* **JOB**: Print every one of the following lines without changing anything in them.

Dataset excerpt
◇ ◇ ◇

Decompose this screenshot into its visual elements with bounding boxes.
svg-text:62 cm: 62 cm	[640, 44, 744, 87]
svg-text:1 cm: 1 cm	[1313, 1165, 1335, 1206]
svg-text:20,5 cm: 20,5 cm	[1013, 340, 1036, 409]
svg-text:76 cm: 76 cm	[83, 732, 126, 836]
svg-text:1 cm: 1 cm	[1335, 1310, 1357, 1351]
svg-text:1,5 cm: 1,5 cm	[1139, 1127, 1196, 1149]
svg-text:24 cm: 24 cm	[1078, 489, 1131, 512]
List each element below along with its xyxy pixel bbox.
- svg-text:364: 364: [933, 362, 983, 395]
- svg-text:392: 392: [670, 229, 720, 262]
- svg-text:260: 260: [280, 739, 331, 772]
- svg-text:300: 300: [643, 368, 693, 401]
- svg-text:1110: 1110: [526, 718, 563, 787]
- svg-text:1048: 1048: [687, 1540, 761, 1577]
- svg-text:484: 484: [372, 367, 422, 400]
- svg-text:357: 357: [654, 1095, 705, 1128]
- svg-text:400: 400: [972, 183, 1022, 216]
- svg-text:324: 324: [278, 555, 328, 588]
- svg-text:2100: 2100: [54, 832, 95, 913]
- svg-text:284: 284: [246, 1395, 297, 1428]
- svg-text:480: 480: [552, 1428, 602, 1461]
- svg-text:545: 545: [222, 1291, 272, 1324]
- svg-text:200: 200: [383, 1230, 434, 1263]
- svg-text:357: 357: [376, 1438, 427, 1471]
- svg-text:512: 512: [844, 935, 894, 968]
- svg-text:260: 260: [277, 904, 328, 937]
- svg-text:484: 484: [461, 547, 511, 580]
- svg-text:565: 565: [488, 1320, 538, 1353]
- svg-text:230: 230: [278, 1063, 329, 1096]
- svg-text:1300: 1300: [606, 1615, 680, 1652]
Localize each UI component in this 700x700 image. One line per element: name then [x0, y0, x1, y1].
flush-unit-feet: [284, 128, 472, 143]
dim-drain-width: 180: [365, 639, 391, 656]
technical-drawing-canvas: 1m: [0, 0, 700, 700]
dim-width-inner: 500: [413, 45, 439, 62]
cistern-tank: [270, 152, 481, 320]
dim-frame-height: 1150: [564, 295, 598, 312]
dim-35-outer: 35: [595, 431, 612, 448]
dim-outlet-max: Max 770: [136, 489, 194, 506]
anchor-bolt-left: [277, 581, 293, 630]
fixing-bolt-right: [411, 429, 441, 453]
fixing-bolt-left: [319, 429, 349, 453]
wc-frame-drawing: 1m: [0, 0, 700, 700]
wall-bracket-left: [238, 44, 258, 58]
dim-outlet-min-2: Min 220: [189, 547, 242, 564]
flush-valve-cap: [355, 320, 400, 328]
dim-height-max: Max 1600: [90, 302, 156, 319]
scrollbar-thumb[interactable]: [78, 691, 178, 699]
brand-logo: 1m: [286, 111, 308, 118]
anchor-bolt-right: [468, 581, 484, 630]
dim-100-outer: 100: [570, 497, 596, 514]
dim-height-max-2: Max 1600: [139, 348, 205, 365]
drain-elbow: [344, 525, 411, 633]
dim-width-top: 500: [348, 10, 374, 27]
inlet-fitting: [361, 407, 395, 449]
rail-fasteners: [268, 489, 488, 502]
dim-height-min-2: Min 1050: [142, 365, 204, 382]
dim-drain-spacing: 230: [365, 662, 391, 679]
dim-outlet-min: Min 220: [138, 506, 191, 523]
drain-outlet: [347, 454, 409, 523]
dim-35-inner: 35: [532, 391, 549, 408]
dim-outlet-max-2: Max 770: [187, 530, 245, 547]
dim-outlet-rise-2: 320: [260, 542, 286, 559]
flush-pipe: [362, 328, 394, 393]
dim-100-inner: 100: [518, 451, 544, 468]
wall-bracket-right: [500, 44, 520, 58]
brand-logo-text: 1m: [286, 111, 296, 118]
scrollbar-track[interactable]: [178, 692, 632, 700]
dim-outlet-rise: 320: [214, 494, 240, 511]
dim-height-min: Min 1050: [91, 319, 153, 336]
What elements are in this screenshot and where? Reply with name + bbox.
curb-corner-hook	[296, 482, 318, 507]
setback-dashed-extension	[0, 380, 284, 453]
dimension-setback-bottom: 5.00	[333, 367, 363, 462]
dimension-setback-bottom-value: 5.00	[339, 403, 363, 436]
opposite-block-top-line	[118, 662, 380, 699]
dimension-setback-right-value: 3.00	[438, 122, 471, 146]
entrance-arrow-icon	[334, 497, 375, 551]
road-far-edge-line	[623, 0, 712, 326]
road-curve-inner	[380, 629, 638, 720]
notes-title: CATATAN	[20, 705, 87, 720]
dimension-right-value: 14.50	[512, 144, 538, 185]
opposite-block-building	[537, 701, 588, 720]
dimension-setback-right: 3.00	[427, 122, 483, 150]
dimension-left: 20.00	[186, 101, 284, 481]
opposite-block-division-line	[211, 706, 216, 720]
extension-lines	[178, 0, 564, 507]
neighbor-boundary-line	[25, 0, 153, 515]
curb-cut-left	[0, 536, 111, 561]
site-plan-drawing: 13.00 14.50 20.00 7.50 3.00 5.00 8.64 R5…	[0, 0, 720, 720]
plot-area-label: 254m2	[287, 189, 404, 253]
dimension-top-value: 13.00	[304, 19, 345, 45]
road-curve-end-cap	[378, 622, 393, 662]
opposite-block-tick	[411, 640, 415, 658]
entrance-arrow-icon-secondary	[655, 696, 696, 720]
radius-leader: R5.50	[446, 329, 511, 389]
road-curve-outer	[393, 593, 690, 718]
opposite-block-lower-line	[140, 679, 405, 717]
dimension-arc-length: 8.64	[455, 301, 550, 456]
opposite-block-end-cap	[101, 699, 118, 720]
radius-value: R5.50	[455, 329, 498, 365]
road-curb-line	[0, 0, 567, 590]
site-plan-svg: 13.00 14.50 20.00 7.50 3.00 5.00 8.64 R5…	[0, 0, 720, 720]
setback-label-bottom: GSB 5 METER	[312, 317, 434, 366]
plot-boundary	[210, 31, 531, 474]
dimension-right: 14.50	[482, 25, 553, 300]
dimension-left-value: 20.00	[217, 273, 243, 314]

◇ ◇ ◇

* **EXERCISE RESPONSE**:
Decompose this screenshot into its visual elements with bounding boxes.
svg-text:62 cm: 62 cm	[640, 44, 744, 87]
svg-text:1 cm: 1 cm	[1313, 1165, 1335, 1206]
svg-text:20,5 cm: 20,5 cm	[1013, 340, 1036, 409]
svg-text:76 cm: 76 cm	[83, 732, 126, 836]
svg-text:1 cm: 1 cm	[1335, 1310, 1357, 1351]
svg-text:1,5 cm: 1,5 cm	[1139, 1127, 1196, 1149]
svg-text:24 cm: 24 cm	[1078, 489, 1131, 512]
List each element below along with its xyxy pixel bbox.
- svg-text:364: 364: [933, 362, 983, 395]
- svg-text:392: 392: [670, 229, 720, 262]
- svg-text:260: 260: [280, 739, 331, 772]
- svg-text:300: 300: [643, 368, 693, 401]
- svg-text:1110: 1110: [526, 718, 563, 787]
- svg-text:1048: 1048: [687, 1540, 761, 1577]
- svg-text:484: 484: [372, 367, 422, 400]
- svg-text:357: 357: [654, 1095, 705, 1128]
- svg-text:400: 400: [972, 183, 1022, 216]
- svg-text:324: 324: [278, 555, 328, 588]
- svg-text:2100: 2100: [54, 832, 95, 913]
- svg-text:284: 284: [246, 1395, 297, 1428]
- svg-text:480: 480: [552, 1428, 602, 1461]
- svg-text:545: 545: [222, 1291, 272, 1324]
- svg-text:200: 200: [383, 1230, 434, 1263]
- svg-text:357: 357: [376, 1438, 427, 1471]
- svg-text:512: 512: [844, 935, 894, 968]
- svg-text:260: 260: [277, 904, 328, 937]
- svg-text:484: 484: [461, 547, 511, 580]
- svg-text:565: 565: [488, 1320, 538, 1353]
- svg-text:230: 230: [278, 1063, 329, 1096]
- svg-text:1300: 1300: [606, 1615, 680, 1652]
Localize each UI component in this 700x700 image. One line per element: name then [x0, y0, x1, y1].
flush-unit-feet: [284, 128, 472, 143]
dim-drain-width: 180: [365, 639, 391, 656]
technical-drawing-canvas: 1m: [0, 0, 700, 700]
dim-width-inner: 500: [413, 45, 439, 62]
cistern-tank: [270, 152, 481, 320]
dim-frame-height: 1150: [564, 295, 598, 312]
dim-35-outer: 35: [595, 431, 612, 448]
dim-outlet-max: Max 770: [136, 489, 194, 506]
anchor-bolt-left: [277, 581, 293, 630]
fixing-bolt-right: [411, 429, 441, 453]
fixing-bolt-left: [319, 429, 349, 453]
wc-frame-drawing: 1m: [0, 0, 700, 700]
wall-bracket-left: [238, 44, 258, 58]
dim-outlet-min-2: Min 220: [189, 547, 242, 564]
flush-valve-cap: [355, 320, 400, 328]
dim-height-max: Max 1600: [90, 302, 156, 319]
scrollbar-thumb[interactable]: [78, 691, 178, 699]
brand-logo: 1m: [286, 111, 308, 118]
anchor-bolt-right: [468, 581, 484, 630]
dim-100-outer: 100: [570, 497, 596, 514]
dim-height-max-2: Max 1600: [139, 348, 205, 365]
drain-elbow: [344, 525, 411, 633]
dim-width-top: 500: [348, 10, 374, 27]
inlet-fitting: [361, 407, 395, 449]
rail-fasteners: [268, 489, 488, 502]
dim-height-min-2: Min 1050: [142, 365, 204, 382]
dim-drain-spacing: 230: [365, 662, 391, 679]
dim-outlet-min: Min 220: [138, 506, 191, 523]
drain-outlet: [347, 454, 409, 523]
dim-35-inner: 35: [532, 391, 549, 408]
dim-outlet-max-2: Max 770: [187, 530, 245, 547]
dim-outlet-rise-2: 320: [260, 542, 286, 559]
flush-pipe: [362, 328, 394, 393]
dim-100-inner: 100: [518, 451, 544, 468]
wall-bracket-right: [500, 44, 520, 58]
brand-logo-text: 1m: [286, 111, 296, 118]
scrollbar-track[interactable]: [178, 692, 632, 700]
dim-outlet-rise: 320: [214, 494, 240, 511]
dim-height-min: Min 1050: [91, 319, 153, 336]
What elements are in this screenshot and where? Reply with name + bbox.
curb-corner-hook	[296, 482, 318, 507]
setback-dashed-extension	[0, 380, 284, 453]
dimension-setback-bottom: 5.00	[333, 367, 363, 462]
dimension-setback-bottom-value: 5.00	[339, 403, 363, 436]
opposite-block-top-line	[118, 662, 380, 699]
dimension-setback-right-value: 3.00	[438, 122, 471, 146]
entrance-arrow-icon	[334, 497, 375, 551]
road-far-edge-line	[623, 0, 712, 326]
road-curve-inner	[380, 629, 638, 720]
notes-title: CATATAN	[20, 705, 87, 720]
dimension-right-value: 14.50	[512, 144, 538, 185]
opposite-block-building	[537, 701, 588, 720]
dimension-setback-right: 3.00	[427, 122, 483, 150]
dimension-left: 20.00	[186, 101, 284, 481]
opposite-block-division-line	[211, 706, 216, 720]
extension-lines	[178, 0, 564, 507]
neighbor-boundary-line	[25, 0, 153, 515]
curb-cut-left	[0, 536, 111, 561]
site-plan-drawing: 13.00 14.50 20.00 7.50 3.00 5.00 8.64 R5…	[0, 0, 720, 720]
plot-area-label: 254m2	[287, 189, 404, 253]
dimension-top-value: 13.00	[304, 19, 345, 45]
road-curve-end-cap	[378, 622, 393, 662]
opposite-block-tick	[411, 640, 415, 658]
entrance-arrow-icon-secondary	[655, 696, 696, 720]
radius-leader: R5.50	[446, 329, 511, 389]
road-curve-outer	[393, 593, 690, 718]
opposite-block-lower-line	[140, 679, 405, 717]
dimension-arc-length: 8.64	[455, 301, 550, 456]
opposite-block-end-cap	[101, 699, 118, 720]
radius-value: R5.50	[455, 329, 498, 365]
road-curb-line	[0, 0, 567, 590]
site-plan-svg: 13.00 14.50 20.00 7.50 3.00 5.00 8.64 R5…	[0, 0, 720, 720]
setback-label-bottom: GSB 5 METER	[312, 317, 434, 366]
plot-boundary	[210, 31, 531, 474]
dimension-right: 14.50	[482, 25, 553, 300]
dimension-left-value: 20.00	[217, 273, 243, 314]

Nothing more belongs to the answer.